Output each entry below as it stands, leaving out every picture.

> **Working data**:
════════════════════
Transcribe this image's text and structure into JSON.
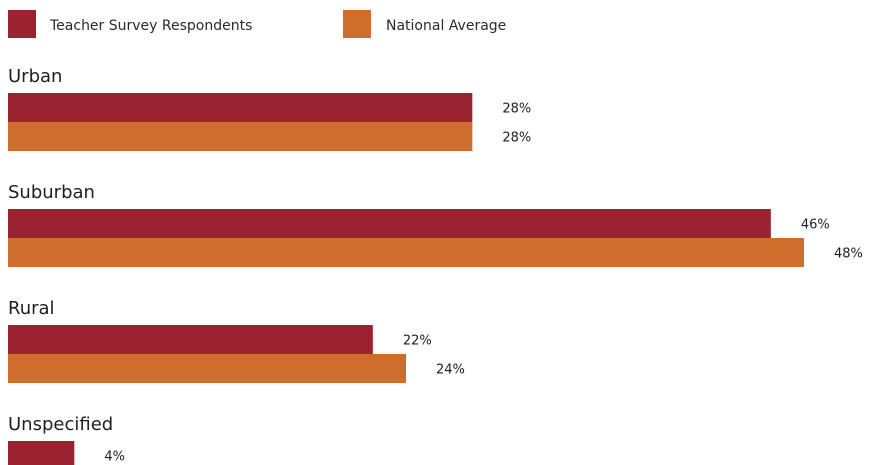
{
  "chart_data": {
    "type": "bar",
    "orientation": "horizontal",
    "categories": [
      "Urban",
      "Suburban",
      "Rural",
      "Unspecified"
    ],
    "series": [
      {
        "name": "Teacher Survey Respondents",
        "values": [
          28,
          46,
          22,
          4
        ],
        "labels": [
          "28%",
          "46%",
          "22%",
          "4%"
        ],
        "color": "#9b2330"
      },
      {
        "name": "National Average",
        "values": [
          28,
          48,
          24,
          null
        ],
        "labels": [
          "28%",
          "48%",
          "24%",
          ""
        ],
        "color": "#cf6e2c"
      }
    ],
    "value_suffix": "%",
    "xlim": [
      0,
      48
    ],
    "grid": false,
    "legend_position": "top-left"
  }
}
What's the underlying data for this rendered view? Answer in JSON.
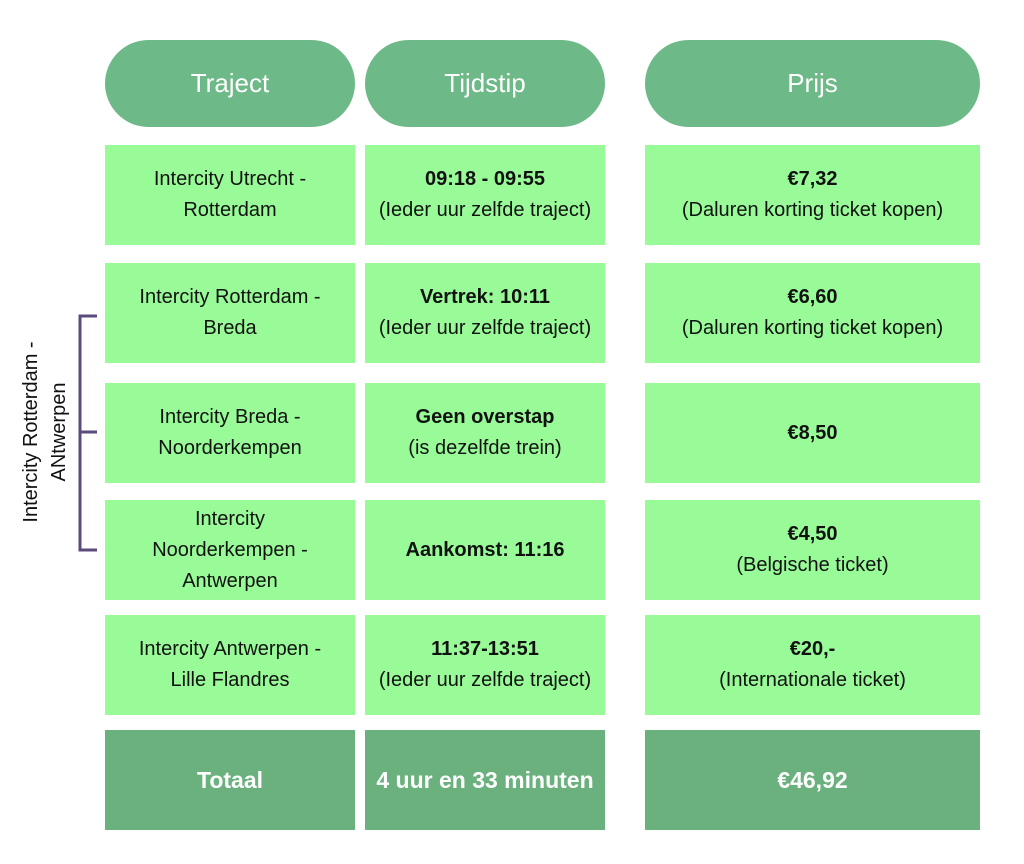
{
  "header": [
    "Traject",
    "Tijdstip",
    "Prijs"
  ],
  "rows": [
    [
      [
        "Intercity Utrecht -",
        "Rotterdam"
      ],
      [
        "09:18 - 09:55",
        "(Ieder uur zelfde traject)"
      ],
      [
        "€7,32",
        "(Daluren korting ticket kopen)"
      ]
    ],
    [
      [
        "Intercity Rotterdam -",
        "Breda"
      ],
      [
        "Vertrek: 10:11",
        "(Ieder uur zelfde traject)"
      ],
      [
        "€6,60",
        "(Daluren korting ticket kopen)"
      ]
    ],
    [
      [
        "Intercity Breda -",
        "Noorderkempen"
      ],
      [
        "Geen overstap",
        "(is dezelfde trein)"
      ],
      [
        "€8,50"
      ]
    ],
    [
      [
        "Intercity",
        "Noorderkempen -",
        "Antwerpen"
      ],
      [
        "Aankomst: 11:16"
      ],
      [
        "€4,50",
        "(Belgische ticket)"
      ]
    ],
    [
      [
        "Intercity Antwerpen -",
        "Lille Flandres"
      ],
      [
        "11:37-13:51",
        "(Ieder uur zelfde traject)"
      ],
      [
        "€20,-",
        "(Internationale ticket)"
      ]
    ]
  ],
  "total": [
    "Totaal",
    "4 uur en 33 minuten",
    "€46,92"
  ],
  "side_label": [
    "Intercity Rotterdam -",
    "ANtwerpen"
  ]
}
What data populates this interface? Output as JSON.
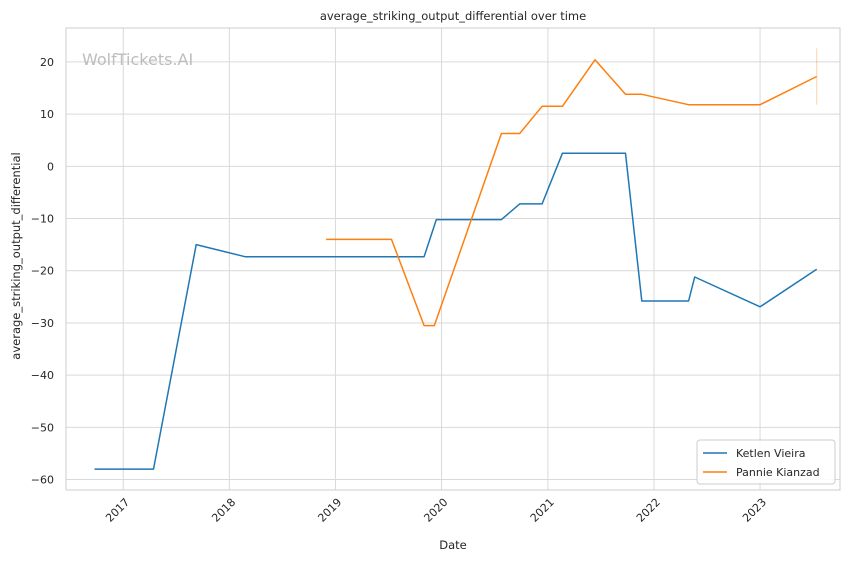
{
  "chart_data": {
    "type": "line",
    "title": "average_striking_output_differential over time",
    "xlabel": "Date",
    "ylabel": "average_striking_output_differential",
    "watermark": "WolfTickets.AI",
    "xlim": [
      "2016-06-18",
      "2023-10-03"
    ],
    "ylim": [
      -62,
      26.5
    ],
    "x_ticks": [
      {
        "date": "2017-01-01",
        "label": "2017"
      },
      {
        "date": "2018-01-01",
        "label": "2018"
      },
      {
        "date": "2019-01-01",
        "label": "2019"
      },
      {
        "date": "2020-01-01",
        "label": "2020"
      },
      {
        "date": "2021-01-01",
        "label": "2021"
      },
      {
        "date": "2022-01-01",
        "label": "2022"
      },
      {
        "date": "2023-01-01",
        "label": "2023"
      }
    ],
    "y_ticks": [
      {
        "value": -60,
        "label": "−60"
      },
      {
        "value": -50,
        "label": "−50"
      },
      {
        "value": -40,
        "label": "−40"
      },
      {
        "value": -30,
        "label": "−30"
      },
      {
        "value": -20,
        "label": "−20"
      },
      {
        "value": -10,
        "label": "−10"
      },
      {
        "value": 0,
        "label": "0"
      },
      {
        "value": 10,
        "label": "10"
      },
      {
        "value": 20,
        "label": "20"
      }
    ],
    "grid": true,
    "legend_position": "lower-right",
    "series": [
      {
        "name": "Ketlen Vieira",
        "color": "#1f77b4",
        "points": [
          {
            "x": "2016-09-24",
            "y": -58.0
          },
          {
            "x": "2017-04-15",
            "y": -58.0
          },
          {
            "x": "2017-09-09",
            "y": -15.0
          },
          {
            "x": "2018-02-24",
            "y": -17.3
          },
          {
            "x": "2019-11-02",
            "y": -17.3
          },
          {
            "x": "2019-12-14",
            "y": -10.2
          },
          {
            "x": "2020-07-25",
            "y": -10.2
          },
          {
            "x": "2020-09-26",
            "y": -7.2
          },
          {
            "x": "2020-12-12",
            "y": -7.2
          },
          {
            "x": "2021-02-20",
            "y": 2.5
          },
          {
            "x": "2021-09-25",
            "y": 2.5
          },
          {
            "x": "2021-11-20",
            "y": -25.8
          },
          {
            "x": "2022-04-30",
            "y": -25.8
          },
          {
            "x": "2022-05-21",
            "y": -21.2
          },
          {
            "x": "2023-01-01",
            "y": -26.9
          },
          {
            "x": "2023-07-15",
            "y": -19.7
          }
        ]
      },
      {
        "name": "Pannie Kianzad",
        "color": "#ff7f0e",
        "points": [
          {
            "x": "2018-11-30",
            "y": -14.0
          },
          {
            "x": "2019-07-13",
            "y": -14.0
          },
          {
            "x": "2019-11-02",
            "y": -30.5
          },
          {
            "x": "2019-12-07",
            "y": -30.5
          },
          {
            "x": "2020-07-25",
            "y": 6.3
          },
          {
            "x": "2020-09-26",
            "y": 6.3
          },
          {
            "x": "2020-12-12",
            "y": 11.5
          },
          {
            "x": "2021-02-20",
            "y": 11.5
          },
          {
            "x": "2021-06-12",
            "y": 20.4
          },
          {
            "x": "2021-09-25",
            "y": 13.8
          },
          {
            "x": "2021-11-20",
            "y": 13.8
          },
          {
            "x": "2022-04-30",
            "y": 11.8
          },
          {
            "x": "2023-01-01",
            "y": 11.8
          },
          {
            "x": "2023-07-15",
            "y": 17.2
          }
        ],
        "error_bar": {
          "x": "2023-07-15",
          "low": 11.8,
          "high": 22.6
        }
      }
    ]
  }
}
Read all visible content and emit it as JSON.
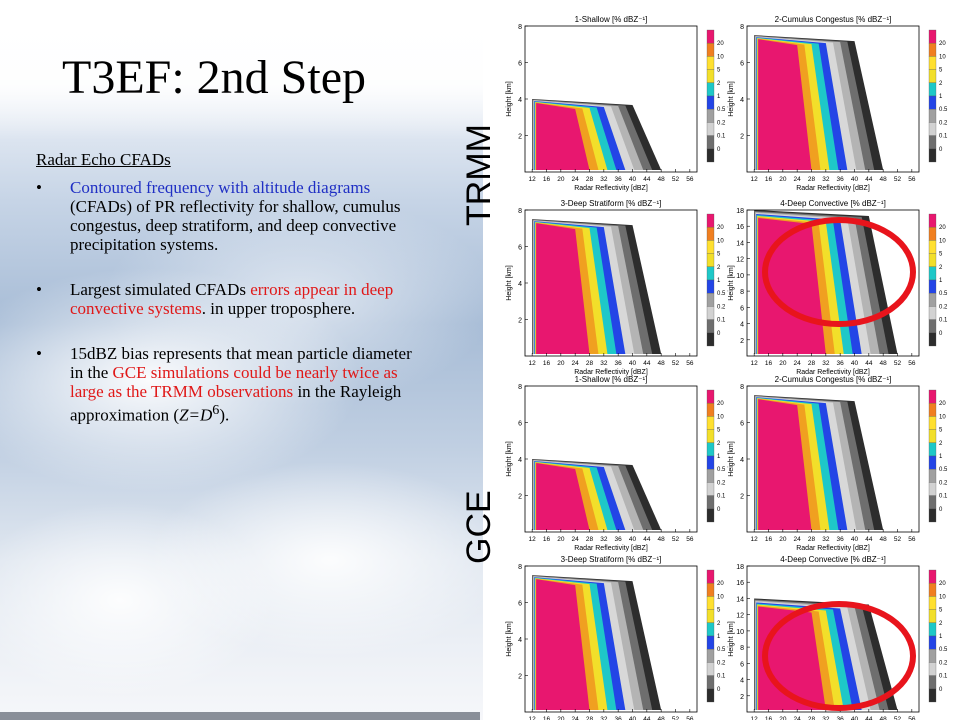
════════════════════
> **Final result**:
Transcribe this image's text and structure into JSON.
{
  "chart_data": {
    "type": "bar",
    "orientation": "horizontal",
    "categories": [
      "Urban",
      "Suburban",
      "Rural",
      "Unspecified"
    ],
    "series": [
      {
        "name": "Teacher Survey Respondents",
        "values": [
          28,
          46,
          22,
          4
        ],
        "labels": [
          "28%",
          "46%",
          "22%",
          "4%"
        ],
        "color": "#9b2330"
      },
      {
        "name": "National Average",
        "values": [
          28,
          48,
          24,
          null
        ],
        "labels": [
          "28%",
          "48%",
          "24%",
          ""
        ],
        "color": "#cf6e2c"
      }
    ],
    "value_suffix": "%",
    "xlim": [
      0,
      48
    ],
    "grid": false,
    "legend_position": "top-left"
  }
}
What's the underlying data for this rendered view? Answer in JSON.
{
  "header": [
    "Traject",
    "Tijdstip",
    "Prijs"
  ],
  "rows": [
    [
      [
        "Intercity Utrecht -",
        "Rotterdam"
      ],
      [
        "09:18 - 09:55",
        "(Ieder uur zelfde traject)"
      ],
      [
        "€7,32",
        "(Daluren korting ticket kopen)"
      ]
    ],
    [
      [
        "Intercity Rotterdam -",
        "Breda"
      ],
      [
        "Vertrek: 10:11",
        "(Ieder uur zelfde traject)"
      ],
      [
        "€6,60",
        "(Daluren korting ticket kopen)"
      ]
    ],
    [
      [
        "Intercity Breda -",
        "Noorderkempen"
      ],
      [
        "Geen overstap",
        "(is dezelfde trein)"
      ],
      [
        "€8,50"
      ]
    ],
    [
      [
        "Intercity",
        "Noorderkempen -",
        "Antwerpen"
      ],
      [
        "Aankomst: 11:16"
      ],
      [
        "€4,50",
        "(Belgische ticket)"
      ]
    ],
    [
      [
        "Intercity Antwerpen -",
        "Lille Flandres"
      ],
      [
        "11:37-13:51",
        "(Ieder uur zelfde traject)"
      ],
      [
        "€20,-",
        "(Internationale ticket)"
      ]
    ]
  ],
  "total": [
    "Totaal",
    "4 uur en 33 minuten",
    "€46,92"
  ],
  "side_label": [
    "Intercity Rotterdam -",
    "ANtwerpen"
  ]
}
What data populates this interface? Output as JSON.
{
  "chart_data": {
    "type": "line",
    "title": "average_striking_output_differential over time",
    "xlabel": "Date",
    "ylabel": "average_striking_output_differential",
    "watermark": "WolfTickets.AI",
    "xlim": [
      "2016-06-18",
      "2023-10-03"
    ],
    "ylim": [
      -62,
      26.5
    ],
    "x_ticks": [
      {
        "date": "2017-01-01",
        "label": "2017"
      },
      {
        "date": "2018-01-01",
        "label": "2018"
      },
      {
        "date": "2019-01-01",
        "label": "2019"
      },
      {
        "date": "2020-01-01",
        "label": "2020"
      },
      {
        "date": "2021-01-01",
        "label": "2021"
      },
      {
        "date": "2022-01-01",
        "label": "2022"
      },
      {
        "date": "2023-01-01",
        "label": "2023"
      }
    ],
    "y_ticks": [
      {
        "value": -60,
        "label": "−60"
      },
      {
        "value": -50,
        "label": "−50"
      },
      {
        "value": -40,
        "label": "−40"
      },
      {
        "value": -30,
        "label": "−30"
      },
      {
        "value": -20,
        "label": "−20"
      },
      {
        "value": -10,
        "label": "−10"
      },
      {
        "value": 0,
        "label": "0"
      },
      {
        "value": 10,
        "label": "10"
      },
      {
        "value": 20,
        "label": "20"
      }
    ],
    "grid": true,
    "legend_position": "lower-right",
    "series": [
      {
        "name": "Ketlen Vieira",
        "color": "#1f77b4",
        "points": [
          {
            "x": "2016-09-24",
            "y": -58.0
          },
          {
            "x": "2017-04-15",
            "y": -58.0
          },
          {
            "x": "2017-09-09",
            "y": -15.0
          },
          {
            "x": "2018-02-24",
            "y": -17.3
          },
          {
            "x": "2019-11-02",
            "y": -17.3
          },
          {
            "x": "2019-12-14",
            "y": -10.2
          },
          {
            "x": "2020-07-25",
            "y": -10.2
          },
          {
            "x": "2020-09-26",
            "y": -7.2
          },
          {
            "x": "2020-12-12",
            "y": -7.2
          },
          {
            "x": "2021-02-20",
            "y": 2.5
          },
          {
            "x": "2021-09-25",
            "y": 2.5
          },
          {
            "x": "2021-11-20",
            "y": -25.8
          },
          {
            "x": "2022-04-30",
            "y": -25.8
          },
          {
            "x": "2022-05-21",
            "y": -21.2
          },
          {
            "x": "2023-01-01",
            "y": -26.9
          },
          {
            "x": "2023-07-15",
            "y": -19.7
          }
        ]
      },
      {
        "name": "Pannie Kianzad",
        "color": "#ff7f0e",
        "points": [
          {
            "x": "2018-11-30",
            "y": -14.0
          },
          {
            "x": "2019-07-13",
            "y": -14.0
          },
          {
            "x": "2019-11-02",
            "y": -30.5
          },
          {
            "x": "2019-12-07",
            "y": -30.5
          },
          {
            "x": "2020-07-25",
            "y": 6.3
          },
          {
            "x": "2020-09-26",
            "y": 6.3
          },
          {
            "x": "2020-12-12",
            "y": 11.5
          },
          {
            "x": "2021-02-20",
            "y": 11.5
          },
          {
            "x": "2021-06-12",
            "y": 20.4
          },
          {
            "x": "2021-09-25",
            "y": 13.8
          },
          {
            "x": "2021-11-20",
            "y": 13.8
          },
          {
            "x": "2022-04-30",
            "y": 11.8
          },
          {
            "x": "2023-01-01",
            "y": 11.8
          },
          {
            "x": "2023-07-15",
            "y": 17.2
          }
        ],
        "error_bar": {
          "x": "2023-07-15",
          "low": 11.8,
          "high": 22.6
        }
      }
    ]
  }
}
Read all visible content and emit it as JSON.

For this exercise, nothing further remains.